EXERCISE TASK: Going through the material below, please gather all lines with the word "type" in them.

** START INFORMATION GIVEN **

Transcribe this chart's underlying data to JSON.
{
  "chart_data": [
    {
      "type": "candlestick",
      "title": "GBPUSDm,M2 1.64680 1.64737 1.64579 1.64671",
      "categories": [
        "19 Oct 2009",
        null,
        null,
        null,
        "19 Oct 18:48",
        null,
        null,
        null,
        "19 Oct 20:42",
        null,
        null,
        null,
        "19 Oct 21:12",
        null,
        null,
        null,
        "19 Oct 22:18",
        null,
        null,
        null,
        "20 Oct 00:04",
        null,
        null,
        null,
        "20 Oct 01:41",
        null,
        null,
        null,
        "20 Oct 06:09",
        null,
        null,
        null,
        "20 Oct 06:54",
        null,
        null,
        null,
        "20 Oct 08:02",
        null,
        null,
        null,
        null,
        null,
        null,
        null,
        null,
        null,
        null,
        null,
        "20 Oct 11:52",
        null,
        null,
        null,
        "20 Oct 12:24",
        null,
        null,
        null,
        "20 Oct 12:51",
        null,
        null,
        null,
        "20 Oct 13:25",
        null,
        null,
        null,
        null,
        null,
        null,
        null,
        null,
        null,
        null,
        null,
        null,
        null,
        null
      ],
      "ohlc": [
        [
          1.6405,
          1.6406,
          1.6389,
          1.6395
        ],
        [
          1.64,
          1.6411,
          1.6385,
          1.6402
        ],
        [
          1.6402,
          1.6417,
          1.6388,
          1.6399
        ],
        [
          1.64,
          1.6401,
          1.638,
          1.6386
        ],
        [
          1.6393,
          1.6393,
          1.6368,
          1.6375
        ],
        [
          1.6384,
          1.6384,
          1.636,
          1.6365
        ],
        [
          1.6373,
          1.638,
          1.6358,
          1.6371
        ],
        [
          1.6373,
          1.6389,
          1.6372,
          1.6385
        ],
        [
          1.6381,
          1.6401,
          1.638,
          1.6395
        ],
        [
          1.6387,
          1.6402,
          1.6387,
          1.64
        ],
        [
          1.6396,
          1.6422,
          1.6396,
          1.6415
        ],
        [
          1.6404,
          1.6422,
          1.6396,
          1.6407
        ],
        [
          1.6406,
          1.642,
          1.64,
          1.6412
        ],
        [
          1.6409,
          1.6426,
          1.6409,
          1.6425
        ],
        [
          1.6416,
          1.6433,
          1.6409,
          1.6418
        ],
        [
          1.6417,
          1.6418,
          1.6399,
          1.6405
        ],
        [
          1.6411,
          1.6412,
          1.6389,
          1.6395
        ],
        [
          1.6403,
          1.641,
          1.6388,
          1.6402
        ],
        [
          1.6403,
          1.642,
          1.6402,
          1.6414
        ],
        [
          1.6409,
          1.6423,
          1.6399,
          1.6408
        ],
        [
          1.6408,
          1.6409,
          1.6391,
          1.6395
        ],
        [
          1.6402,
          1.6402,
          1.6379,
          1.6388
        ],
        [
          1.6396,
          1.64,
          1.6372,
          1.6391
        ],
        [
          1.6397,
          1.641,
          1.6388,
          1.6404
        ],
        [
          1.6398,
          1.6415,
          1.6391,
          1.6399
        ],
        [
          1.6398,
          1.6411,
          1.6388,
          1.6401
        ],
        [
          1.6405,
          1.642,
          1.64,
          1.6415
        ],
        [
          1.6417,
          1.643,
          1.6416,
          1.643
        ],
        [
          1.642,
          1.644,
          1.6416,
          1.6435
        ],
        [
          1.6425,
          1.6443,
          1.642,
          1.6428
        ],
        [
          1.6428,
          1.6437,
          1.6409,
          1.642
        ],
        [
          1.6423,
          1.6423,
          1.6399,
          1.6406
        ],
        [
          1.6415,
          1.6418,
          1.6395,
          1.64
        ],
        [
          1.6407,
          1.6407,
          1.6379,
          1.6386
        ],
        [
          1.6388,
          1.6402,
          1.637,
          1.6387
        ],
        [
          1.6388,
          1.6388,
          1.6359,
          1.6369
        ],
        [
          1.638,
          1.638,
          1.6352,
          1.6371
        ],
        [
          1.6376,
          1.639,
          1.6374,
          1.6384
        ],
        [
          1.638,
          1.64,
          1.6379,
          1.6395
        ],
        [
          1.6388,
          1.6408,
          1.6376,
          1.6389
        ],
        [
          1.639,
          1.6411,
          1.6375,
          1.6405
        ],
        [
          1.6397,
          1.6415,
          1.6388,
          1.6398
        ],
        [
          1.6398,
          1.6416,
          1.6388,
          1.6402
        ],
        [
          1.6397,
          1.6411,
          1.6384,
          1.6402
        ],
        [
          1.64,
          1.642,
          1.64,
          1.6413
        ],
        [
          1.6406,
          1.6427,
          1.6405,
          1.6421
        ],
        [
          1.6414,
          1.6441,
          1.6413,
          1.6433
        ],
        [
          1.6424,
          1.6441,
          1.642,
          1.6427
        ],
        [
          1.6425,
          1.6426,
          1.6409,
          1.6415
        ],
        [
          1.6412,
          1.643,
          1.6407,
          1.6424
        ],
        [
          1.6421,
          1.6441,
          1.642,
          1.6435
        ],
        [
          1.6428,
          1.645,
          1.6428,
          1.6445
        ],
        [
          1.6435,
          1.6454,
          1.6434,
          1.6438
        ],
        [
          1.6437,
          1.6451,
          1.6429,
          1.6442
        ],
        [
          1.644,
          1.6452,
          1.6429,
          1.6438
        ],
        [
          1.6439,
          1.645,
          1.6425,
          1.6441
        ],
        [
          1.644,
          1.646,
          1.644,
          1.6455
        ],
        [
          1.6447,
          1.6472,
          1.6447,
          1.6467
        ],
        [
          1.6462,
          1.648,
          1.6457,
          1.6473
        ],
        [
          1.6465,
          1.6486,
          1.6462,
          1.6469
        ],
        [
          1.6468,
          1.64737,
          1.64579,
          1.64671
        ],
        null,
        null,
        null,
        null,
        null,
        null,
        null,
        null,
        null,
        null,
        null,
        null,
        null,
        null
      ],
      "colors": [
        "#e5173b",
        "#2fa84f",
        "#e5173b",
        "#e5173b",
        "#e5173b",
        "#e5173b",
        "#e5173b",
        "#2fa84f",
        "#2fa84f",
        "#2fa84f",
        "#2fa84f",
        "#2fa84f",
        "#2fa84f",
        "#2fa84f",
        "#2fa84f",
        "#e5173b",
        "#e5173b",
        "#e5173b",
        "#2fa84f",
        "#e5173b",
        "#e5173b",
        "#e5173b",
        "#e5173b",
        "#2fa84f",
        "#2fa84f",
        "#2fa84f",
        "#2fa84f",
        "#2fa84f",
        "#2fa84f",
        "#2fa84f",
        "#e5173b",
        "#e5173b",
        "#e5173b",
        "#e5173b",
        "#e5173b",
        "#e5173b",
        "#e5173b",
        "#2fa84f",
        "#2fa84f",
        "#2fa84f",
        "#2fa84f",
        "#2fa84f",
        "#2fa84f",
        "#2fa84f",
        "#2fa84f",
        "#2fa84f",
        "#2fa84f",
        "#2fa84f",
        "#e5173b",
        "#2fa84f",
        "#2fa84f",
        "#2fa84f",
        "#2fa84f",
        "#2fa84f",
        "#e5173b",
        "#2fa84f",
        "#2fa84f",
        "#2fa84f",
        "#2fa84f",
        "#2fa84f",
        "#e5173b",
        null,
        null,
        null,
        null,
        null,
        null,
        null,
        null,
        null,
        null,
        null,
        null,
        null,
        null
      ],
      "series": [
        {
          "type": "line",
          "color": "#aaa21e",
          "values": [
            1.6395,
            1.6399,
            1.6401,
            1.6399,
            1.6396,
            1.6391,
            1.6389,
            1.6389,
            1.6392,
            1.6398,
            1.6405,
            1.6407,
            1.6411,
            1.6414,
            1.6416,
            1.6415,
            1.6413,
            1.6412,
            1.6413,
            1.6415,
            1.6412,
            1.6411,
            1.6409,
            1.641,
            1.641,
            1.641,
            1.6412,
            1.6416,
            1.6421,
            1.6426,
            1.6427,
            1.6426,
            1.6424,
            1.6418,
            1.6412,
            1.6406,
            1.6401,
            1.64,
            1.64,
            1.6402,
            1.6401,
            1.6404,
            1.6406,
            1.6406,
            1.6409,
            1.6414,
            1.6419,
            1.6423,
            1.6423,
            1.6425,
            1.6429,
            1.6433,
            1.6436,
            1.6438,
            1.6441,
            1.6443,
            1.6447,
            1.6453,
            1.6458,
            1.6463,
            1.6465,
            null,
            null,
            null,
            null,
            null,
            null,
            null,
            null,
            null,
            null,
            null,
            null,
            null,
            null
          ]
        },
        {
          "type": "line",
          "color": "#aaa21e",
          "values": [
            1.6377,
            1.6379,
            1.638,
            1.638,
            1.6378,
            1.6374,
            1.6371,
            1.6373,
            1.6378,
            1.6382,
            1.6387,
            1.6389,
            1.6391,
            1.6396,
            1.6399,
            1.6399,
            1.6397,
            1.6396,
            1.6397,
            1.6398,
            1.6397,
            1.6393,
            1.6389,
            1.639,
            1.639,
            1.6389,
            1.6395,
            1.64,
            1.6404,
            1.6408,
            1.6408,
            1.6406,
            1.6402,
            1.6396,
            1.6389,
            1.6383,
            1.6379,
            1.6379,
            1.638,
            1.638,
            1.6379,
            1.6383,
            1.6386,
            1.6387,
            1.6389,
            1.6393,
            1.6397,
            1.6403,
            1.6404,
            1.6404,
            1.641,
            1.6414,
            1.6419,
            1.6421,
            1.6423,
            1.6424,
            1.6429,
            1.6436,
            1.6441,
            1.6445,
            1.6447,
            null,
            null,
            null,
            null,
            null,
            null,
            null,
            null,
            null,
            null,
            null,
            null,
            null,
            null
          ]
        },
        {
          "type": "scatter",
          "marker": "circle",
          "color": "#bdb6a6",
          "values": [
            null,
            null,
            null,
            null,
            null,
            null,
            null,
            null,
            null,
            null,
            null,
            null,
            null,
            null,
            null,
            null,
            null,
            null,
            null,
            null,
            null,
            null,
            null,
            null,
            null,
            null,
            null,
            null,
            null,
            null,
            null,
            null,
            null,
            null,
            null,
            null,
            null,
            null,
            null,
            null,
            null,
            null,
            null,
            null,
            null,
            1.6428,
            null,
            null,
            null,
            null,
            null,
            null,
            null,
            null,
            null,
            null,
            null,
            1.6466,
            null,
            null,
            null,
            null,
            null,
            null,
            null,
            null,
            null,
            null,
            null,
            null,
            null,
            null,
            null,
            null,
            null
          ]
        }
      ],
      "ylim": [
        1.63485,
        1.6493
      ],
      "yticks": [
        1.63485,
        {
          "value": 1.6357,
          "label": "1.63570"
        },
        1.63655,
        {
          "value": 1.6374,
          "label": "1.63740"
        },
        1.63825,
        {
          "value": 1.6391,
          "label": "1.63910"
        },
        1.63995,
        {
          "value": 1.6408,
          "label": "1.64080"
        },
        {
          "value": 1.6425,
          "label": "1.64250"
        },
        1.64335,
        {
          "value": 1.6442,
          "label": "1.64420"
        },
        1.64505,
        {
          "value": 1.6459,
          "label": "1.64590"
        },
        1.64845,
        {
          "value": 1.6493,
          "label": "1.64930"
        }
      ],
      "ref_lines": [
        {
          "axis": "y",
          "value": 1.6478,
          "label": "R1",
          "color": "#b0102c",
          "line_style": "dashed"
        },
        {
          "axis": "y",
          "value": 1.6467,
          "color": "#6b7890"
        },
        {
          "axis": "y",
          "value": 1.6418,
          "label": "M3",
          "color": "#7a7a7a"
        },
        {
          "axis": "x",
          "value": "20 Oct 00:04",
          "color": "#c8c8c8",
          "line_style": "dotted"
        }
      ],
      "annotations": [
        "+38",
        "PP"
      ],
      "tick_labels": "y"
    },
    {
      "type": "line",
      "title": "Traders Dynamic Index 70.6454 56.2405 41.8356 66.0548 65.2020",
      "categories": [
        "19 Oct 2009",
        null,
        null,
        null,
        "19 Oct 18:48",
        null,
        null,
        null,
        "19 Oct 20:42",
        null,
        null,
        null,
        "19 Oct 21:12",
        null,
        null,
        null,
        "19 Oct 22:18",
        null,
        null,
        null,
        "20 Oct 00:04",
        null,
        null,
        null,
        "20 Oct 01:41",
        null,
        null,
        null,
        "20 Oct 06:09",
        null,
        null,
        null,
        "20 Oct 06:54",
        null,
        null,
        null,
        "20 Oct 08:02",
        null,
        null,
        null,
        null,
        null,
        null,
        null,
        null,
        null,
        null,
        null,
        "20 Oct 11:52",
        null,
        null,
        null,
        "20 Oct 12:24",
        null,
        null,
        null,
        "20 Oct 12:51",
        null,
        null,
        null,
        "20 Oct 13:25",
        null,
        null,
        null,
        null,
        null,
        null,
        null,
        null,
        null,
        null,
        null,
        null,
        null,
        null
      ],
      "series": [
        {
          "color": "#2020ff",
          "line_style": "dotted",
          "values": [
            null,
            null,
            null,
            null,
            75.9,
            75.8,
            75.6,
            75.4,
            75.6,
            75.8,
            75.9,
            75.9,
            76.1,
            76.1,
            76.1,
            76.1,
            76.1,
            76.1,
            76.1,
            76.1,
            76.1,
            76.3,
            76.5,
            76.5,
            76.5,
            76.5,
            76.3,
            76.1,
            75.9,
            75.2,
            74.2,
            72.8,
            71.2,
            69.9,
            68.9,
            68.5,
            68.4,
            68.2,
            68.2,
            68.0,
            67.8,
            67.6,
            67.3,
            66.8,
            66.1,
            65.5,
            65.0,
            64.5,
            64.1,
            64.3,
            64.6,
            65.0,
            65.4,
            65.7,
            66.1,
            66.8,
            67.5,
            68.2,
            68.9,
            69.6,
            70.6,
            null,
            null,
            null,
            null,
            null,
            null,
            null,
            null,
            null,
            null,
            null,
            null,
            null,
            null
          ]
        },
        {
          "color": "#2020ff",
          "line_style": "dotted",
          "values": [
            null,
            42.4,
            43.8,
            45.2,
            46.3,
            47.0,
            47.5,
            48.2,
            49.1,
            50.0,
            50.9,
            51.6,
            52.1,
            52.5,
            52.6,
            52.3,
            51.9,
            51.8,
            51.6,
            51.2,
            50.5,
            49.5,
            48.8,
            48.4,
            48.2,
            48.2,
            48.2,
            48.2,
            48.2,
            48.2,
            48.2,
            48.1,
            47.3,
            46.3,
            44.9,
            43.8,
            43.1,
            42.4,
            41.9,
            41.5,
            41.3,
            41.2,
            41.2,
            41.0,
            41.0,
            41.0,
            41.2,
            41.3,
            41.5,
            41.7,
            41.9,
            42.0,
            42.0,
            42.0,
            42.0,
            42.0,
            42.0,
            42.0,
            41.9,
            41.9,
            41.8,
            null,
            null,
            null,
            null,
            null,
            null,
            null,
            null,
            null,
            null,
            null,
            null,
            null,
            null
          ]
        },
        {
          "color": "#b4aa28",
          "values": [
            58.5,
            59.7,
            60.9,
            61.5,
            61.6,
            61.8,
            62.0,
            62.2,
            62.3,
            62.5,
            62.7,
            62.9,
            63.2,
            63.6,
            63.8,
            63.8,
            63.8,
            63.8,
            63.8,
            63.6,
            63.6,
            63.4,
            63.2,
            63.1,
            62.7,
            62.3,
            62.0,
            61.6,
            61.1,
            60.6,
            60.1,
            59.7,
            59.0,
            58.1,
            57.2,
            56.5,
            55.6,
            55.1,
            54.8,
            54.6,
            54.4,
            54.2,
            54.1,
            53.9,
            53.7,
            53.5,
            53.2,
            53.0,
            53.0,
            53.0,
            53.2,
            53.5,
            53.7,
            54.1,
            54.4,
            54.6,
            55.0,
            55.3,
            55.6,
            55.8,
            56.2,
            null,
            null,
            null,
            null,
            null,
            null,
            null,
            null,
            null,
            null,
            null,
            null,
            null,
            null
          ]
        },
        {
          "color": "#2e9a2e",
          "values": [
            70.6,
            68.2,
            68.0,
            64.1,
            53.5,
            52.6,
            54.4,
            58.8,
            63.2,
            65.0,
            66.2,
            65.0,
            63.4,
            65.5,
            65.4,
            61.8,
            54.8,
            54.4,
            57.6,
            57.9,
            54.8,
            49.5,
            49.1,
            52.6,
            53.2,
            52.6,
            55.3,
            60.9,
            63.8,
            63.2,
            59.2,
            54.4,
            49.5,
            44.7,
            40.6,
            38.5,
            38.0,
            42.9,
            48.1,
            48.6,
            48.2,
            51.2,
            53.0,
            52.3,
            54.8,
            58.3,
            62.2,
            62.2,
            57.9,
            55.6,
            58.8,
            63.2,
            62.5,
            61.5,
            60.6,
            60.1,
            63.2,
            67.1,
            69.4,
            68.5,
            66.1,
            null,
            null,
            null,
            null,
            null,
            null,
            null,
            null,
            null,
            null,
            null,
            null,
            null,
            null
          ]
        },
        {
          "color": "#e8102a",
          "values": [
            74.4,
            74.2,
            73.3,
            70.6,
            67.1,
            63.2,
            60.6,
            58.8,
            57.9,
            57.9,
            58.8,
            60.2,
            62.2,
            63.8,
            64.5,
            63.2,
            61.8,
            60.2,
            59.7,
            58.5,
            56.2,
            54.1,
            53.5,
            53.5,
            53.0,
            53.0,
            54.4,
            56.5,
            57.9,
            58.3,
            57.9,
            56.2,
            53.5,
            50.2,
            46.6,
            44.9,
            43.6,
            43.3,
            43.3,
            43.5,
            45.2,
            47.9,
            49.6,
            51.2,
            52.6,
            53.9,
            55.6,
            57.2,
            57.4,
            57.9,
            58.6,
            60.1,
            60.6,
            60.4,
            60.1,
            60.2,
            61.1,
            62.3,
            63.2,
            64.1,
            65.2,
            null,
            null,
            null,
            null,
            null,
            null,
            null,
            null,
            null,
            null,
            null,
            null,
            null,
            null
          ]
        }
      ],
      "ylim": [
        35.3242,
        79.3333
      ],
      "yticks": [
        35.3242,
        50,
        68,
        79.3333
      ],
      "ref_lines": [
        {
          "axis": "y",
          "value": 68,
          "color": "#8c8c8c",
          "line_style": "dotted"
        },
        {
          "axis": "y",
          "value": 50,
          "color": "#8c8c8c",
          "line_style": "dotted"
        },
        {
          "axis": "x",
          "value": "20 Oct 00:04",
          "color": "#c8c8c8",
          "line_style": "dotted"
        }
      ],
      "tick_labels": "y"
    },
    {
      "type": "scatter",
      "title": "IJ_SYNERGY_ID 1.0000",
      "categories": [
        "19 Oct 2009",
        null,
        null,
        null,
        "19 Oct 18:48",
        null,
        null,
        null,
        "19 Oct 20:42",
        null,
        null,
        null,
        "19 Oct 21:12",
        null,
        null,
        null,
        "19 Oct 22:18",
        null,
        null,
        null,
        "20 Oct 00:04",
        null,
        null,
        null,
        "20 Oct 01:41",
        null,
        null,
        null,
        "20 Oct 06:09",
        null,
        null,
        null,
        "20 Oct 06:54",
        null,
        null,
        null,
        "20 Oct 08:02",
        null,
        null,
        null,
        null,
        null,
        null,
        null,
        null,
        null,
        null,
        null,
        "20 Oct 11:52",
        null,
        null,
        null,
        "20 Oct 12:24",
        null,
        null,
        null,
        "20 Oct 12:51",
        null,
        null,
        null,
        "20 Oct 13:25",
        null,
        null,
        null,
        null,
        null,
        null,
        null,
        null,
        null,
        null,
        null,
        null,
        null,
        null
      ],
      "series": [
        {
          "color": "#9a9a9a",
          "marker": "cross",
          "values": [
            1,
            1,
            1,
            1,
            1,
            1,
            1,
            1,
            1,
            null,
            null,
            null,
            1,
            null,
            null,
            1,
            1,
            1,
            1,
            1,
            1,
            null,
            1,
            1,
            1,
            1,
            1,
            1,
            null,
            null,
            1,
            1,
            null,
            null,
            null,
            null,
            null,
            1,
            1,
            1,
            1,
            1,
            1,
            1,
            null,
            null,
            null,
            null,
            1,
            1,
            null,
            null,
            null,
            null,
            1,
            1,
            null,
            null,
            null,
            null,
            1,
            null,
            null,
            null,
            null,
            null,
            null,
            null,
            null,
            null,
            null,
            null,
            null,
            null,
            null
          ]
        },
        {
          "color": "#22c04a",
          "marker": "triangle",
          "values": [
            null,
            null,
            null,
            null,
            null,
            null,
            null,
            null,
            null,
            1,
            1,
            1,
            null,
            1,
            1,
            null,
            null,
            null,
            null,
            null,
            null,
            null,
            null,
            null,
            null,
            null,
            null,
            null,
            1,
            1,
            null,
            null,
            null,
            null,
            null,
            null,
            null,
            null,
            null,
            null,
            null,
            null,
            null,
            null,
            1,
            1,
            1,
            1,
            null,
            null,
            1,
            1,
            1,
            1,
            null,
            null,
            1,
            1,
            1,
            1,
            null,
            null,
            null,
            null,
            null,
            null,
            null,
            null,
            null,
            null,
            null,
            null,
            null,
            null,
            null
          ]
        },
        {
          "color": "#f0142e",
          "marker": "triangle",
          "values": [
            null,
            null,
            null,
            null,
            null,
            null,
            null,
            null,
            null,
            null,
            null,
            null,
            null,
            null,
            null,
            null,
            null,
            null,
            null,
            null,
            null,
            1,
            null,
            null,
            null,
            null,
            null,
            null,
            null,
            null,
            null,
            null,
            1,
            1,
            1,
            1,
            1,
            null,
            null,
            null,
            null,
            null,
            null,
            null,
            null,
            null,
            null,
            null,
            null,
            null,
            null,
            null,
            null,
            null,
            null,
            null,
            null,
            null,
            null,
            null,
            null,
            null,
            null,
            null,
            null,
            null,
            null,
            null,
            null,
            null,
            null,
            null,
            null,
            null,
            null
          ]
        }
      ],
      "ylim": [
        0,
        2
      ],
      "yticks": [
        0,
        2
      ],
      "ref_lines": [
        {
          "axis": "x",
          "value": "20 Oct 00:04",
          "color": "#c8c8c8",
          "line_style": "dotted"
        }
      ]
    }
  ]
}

** END INFORMATION GIVEN **

WRITTEN SOLUTION:
      "type": "candlestick",
          "type": "line",
          "type": "line",
          "type": "scatter",
      "type": "line",
      "type": "scatter",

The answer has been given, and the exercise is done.